— Start Extracted information —

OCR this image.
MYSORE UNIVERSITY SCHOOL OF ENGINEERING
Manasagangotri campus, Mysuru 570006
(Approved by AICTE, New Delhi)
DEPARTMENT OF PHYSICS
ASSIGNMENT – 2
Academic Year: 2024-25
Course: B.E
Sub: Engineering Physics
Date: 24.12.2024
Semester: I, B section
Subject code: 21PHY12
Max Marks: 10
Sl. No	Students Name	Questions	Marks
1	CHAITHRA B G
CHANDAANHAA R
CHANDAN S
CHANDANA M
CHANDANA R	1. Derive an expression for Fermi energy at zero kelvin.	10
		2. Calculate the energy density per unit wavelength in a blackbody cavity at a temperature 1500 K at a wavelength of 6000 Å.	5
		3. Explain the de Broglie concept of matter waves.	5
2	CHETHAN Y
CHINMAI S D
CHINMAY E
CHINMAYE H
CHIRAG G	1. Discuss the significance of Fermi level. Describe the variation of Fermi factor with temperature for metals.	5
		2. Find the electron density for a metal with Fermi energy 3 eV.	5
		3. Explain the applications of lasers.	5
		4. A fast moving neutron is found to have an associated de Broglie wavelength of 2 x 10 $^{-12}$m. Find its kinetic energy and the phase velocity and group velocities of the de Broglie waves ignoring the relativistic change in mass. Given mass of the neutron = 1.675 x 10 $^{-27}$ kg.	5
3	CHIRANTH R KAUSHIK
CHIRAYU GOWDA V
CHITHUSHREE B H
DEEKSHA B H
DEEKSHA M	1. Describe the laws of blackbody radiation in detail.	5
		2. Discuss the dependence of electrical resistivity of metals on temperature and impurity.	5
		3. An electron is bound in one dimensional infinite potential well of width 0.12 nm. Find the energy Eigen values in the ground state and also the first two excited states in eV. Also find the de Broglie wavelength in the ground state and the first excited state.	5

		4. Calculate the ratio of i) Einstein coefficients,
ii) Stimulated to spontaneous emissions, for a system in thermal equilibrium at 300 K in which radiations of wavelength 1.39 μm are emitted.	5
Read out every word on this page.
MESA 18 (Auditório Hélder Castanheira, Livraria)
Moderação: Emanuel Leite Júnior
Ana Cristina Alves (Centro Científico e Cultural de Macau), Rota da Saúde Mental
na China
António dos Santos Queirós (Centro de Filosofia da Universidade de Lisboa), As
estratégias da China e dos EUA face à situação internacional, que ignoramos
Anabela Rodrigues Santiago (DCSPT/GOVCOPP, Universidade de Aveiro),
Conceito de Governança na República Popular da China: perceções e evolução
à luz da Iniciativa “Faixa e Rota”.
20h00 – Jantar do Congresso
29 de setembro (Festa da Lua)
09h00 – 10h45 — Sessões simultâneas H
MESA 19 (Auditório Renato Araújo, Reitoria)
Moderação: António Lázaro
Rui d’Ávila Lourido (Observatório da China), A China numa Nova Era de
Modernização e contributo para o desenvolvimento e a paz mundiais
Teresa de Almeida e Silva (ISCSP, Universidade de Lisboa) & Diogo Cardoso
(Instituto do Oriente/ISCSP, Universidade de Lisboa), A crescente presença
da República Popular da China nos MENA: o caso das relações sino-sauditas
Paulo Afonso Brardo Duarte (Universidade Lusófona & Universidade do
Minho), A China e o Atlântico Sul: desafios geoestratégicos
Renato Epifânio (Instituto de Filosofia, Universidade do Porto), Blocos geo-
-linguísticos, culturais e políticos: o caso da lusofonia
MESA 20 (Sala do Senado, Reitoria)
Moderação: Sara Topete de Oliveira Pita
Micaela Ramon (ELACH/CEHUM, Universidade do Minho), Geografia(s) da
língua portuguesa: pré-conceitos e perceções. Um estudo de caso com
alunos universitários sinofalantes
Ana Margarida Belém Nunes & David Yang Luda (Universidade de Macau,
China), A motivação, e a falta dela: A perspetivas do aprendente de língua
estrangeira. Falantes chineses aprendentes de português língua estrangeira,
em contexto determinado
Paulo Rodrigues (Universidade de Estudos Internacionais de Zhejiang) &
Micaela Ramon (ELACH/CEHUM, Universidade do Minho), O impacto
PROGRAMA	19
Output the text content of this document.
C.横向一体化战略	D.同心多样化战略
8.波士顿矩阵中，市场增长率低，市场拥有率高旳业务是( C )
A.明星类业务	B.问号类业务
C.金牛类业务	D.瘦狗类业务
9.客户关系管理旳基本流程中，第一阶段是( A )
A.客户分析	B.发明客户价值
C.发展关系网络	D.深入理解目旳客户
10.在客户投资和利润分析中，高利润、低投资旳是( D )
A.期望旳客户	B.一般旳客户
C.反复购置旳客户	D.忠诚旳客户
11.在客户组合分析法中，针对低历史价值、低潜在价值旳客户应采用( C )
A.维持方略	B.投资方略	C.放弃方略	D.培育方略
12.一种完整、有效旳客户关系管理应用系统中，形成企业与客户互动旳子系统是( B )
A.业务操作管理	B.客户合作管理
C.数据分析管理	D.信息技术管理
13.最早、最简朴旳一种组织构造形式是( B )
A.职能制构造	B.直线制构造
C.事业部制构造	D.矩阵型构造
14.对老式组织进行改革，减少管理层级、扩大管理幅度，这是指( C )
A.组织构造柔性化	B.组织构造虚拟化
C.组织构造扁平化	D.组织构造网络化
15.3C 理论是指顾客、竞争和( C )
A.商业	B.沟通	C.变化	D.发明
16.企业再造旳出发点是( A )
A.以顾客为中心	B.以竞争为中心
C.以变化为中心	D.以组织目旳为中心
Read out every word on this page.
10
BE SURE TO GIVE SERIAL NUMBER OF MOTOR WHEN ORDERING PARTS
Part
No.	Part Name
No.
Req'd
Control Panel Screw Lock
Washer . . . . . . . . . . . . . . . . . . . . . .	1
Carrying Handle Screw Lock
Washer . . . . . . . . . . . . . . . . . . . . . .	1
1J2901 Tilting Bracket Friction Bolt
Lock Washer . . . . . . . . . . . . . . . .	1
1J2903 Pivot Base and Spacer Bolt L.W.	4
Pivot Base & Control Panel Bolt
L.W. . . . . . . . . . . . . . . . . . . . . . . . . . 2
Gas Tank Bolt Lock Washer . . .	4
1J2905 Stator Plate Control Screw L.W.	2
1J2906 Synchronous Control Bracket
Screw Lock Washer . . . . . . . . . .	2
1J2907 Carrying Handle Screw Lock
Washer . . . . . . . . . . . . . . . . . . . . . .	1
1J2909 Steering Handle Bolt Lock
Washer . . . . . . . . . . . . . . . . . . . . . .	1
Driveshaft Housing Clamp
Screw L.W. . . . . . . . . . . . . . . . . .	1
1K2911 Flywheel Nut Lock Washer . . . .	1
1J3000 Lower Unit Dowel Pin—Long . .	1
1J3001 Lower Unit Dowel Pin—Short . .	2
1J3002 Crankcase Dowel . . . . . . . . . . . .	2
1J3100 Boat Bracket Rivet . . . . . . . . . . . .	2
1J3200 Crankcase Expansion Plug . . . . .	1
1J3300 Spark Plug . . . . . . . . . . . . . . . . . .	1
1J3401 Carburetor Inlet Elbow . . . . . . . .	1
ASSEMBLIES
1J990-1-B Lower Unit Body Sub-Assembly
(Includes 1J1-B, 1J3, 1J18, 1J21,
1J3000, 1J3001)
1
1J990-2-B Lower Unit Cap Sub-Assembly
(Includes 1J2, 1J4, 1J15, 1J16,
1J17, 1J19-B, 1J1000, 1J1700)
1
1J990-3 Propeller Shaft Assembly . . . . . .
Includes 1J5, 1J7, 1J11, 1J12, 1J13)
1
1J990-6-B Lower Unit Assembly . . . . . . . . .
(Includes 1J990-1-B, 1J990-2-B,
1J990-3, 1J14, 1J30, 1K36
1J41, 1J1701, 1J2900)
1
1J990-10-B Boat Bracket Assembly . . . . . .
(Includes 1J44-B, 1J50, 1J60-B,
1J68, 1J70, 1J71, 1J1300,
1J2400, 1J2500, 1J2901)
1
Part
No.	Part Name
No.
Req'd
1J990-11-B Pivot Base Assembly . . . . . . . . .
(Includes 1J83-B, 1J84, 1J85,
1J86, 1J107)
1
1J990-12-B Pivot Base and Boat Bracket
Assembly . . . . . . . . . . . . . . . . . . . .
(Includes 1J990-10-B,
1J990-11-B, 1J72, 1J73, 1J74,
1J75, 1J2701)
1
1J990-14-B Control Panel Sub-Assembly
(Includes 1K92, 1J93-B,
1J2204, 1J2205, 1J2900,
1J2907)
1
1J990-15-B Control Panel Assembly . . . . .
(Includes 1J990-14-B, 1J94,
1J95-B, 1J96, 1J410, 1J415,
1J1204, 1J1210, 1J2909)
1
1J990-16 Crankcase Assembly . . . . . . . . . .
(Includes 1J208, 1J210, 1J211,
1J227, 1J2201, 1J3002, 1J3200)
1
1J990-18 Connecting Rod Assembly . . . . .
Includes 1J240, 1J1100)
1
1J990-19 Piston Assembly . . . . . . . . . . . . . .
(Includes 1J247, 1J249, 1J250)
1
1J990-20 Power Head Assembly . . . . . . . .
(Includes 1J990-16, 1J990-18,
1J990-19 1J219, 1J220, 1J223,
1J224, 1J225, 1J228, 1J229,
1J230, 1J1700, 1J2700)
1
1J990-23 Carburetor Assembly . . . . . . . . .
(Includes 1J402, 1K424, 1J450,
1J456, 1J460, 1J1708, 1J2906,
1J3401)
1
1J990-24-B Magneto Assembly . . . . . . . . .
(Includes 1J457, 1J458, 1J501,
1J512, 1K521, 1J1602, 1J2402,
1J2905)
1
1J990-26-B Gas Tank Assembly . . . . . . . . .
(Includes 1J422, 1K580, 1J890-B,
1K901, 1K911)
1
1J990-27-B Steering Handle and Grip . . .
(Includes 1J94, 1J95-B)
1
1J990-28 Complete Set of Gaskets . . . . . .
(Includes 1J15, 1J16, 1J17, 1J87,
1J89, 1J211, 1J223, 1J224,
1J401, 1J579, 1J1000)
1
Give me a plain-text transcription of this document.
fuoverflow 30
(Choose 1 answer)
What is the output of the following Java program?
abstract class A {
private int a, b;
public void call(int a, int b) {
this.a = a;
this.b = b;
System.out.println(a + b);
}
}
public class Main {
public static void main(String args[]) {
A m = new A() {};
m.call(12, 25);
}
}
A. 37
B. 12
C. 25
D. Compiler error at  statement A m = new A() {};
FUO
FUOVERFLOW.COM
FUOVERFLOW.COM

— End Extracted information —

--- Set task ---
Copy out each line in the preceding records that contains "Ramon".

--- Right answer ---
Micaela Ramon (ELACH/CEHUM, Universidade do Minho), Geografia(s) da
Micaela Ramon (ELACH/CEHUM, Universidade do Minho), O impacto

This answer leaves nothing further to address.